**DIRECTIVE**
Search the material below for the word "shield". Copy every line that has it.

**ENTRIES PROVIDED**
********************
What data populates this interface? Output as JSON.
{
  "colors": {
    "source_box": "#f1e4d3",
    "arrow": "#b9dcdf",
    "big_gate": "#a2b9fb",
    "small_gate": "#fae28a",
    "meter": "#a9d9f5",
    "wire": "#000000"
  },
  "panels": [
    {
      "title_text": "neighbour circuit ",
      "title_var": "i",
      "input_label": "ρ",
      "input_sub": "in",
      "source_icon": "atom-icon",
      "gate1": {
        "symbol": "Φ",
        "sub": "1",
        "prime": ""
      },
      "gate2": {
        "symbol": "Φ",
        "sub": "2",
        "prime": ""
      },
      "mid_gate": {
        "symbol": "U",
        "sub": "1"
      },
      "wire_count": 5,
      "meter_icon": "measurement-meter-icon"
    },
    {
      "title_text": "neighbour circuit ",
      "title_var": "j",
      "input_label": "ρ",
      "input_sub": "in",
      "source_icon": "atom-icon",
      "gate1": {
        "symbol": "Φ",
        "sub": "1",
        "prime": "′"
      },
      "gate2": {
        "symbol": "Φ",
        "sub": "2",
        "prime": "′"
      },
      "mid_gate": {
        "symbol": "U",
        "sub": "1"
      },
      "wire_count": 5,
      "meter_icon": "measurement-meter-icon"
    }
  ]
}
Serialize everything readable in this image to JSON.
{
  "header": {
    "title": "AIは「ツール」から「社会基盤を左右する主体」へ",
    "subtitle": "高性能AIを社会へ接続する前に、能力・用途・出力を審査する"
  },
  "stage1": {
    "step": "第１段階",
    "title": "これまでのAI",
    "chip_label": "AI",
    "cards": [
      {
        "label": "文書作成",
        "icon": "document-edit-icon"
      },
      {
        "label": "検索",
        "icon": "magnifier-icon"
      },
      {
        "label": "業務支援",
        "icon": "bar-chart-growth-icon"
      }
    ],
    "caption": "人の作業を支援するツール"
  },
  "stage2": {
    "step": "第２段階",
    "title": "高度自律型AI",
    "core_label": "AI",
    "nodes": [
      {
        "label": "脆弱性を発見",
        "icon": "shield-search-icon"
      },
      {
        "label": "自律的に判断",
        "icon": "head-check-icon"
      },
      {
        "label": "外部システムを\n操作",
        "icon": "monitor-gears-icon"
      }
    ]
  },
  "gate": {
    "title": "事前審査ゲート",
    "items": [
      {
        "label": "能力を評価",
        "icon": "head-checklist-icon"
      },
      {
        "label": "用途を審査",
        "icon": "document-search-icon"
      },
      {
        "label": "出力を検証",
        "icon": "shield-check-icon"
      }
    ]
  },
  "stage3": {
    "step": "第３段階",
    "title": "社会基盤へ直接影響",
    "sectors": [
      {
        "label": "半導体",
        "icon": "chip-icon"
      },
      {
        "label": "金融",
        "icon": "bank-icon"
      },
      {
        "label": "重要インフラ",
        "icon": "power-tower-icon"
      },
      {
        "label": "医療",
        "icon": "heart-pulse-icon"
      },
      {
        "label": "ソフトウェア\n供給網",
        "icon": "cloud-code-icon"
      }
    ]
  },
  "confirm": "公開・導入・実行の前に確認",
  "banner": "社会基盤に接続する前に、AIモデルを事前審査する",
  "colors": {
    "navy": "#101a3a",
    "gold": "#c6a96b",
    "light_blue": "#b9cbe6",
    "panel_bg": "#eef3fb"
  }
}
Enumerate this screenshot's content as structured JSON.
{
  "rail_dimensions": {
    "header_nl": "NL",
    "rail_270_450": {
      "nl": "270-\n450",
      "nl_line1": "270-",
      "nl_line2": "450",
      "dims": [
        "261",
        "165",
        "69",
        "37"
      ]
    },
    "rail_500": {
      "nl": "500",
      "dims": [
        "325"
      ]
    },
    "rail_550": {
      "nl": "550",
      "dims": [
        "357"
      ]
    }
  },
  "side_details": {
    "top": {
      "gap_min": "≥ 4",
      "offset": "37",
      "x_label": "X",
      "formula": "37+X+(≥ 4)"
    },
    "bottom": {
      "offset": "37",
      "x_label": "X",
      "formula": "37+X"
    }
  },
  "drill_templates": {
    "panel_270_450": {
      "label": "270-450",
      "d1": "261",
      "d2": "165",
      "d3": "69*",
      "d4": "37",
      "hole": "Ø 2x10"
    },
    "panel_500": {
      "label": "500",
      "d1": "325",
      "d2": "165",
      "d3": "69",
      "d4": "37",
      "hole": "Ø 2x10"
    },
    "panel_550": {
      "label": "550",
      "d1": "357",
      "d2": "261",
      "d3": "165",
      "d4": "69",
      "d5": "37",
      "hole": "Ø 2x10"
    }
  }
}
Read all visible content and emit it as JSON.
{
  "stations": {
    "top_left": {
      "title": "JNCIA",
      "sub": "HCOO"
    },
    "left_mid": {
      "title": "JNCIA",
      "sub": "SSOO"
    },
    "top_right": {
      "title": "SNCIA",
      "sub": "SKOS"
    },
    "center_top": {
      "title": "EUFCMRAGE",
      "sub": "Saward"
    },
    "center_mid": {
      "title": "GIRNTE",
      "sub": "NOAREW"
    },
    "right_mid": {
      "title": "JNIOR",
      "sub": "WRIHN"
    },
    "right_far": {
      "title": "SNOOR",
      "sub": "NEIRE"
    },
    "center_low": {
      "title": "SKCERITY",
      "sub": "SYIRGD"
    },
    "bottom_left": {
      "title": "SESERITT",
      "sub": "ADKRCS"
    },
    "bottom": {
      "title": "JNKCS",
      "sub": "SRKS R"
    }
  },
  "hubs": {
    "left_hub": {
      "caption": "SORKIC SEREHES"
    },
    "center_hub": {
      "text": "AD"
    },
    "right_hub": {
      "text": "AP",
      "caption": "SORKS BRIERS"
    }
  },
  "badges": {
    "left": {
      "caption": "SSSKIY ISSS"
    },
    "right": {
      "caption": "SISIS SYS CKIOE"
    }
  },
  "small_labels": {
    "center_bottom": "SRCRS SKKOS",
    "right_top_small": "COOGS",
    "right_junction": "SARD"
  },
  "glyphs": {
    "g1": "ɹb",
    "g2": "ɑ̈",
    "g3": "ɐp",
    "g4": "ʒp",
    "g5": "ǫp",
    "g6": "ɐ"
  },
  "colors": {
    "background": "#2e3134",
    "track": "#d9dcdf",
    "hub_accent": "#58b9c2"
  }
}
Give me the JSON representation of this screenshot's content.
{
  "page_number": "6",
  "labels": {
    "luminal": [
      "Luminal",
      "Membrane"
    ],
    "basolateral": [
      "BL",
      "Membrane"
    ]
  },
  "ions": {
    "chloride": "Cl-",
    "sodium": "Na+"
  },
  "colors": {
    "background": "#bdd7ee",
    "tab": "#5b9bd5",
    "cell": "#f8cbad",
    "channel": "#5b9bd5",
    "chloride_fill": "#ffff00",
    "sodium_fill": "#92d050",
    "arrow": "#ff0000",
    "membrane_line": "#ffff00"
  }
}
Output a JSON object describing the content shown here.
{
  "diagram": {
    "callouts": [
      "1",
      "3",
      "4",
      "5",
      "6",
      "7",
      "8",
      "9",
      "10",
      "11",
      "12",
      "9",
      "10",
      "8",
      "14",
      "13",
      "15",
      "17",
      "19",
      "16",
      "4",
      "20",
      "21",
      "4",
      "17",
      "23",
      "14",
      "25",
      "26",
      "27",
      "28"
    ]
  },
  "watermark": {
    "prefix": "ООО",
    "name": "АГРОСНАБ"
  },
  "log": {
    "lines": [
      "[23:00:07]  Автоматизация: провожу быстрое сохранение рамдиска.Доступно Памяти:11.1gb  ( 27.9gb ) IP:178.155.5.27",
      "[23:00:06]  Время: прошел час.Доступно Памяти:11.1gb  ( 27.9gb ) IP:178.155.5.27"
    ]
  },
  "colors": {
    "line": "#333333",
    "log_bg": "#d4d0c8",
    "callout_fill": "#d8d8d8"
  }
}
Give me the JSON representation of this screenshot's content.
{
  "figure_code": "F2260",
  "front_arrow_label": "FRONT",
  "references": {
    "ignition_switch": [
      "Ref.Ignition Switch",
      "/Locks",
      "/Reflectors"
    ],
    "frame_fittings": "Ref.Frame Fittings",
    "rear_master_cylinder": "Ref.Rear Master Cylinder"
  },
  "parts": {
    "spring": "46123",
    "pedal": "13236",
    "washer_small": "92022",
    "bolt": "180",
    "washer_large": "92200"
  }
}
********************
**ANSWER TO THE PROBLEM**
        "icon": "shield-search-icon"
        "icon": "shield-check-icon"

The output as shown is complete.